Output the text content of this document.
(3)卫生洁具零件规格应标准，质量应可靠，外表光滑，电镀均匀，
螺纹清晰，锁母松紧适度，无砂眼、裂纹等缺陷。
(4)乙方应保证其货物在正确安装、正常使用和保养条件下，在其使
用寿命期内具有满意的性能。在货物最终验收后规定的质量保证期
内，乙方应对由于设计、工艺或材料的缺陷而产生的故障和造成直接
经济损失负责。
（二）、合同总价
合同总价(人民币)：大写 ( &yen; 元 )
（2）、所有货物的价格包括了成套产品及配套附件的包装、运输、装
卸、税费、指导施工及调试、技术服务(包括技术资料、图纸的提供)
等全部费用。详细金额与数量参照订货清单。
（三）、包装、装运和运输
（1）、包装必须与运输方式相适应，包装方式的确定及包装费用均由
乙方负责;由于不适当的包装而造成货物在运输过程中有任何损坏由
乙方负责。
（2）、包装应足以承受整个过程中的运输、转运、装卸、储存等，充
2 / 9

**Directive:** Looking back at the lines above, state how many contain the word "乙方负责", and supply nothing besides the number.

**Solution:** 2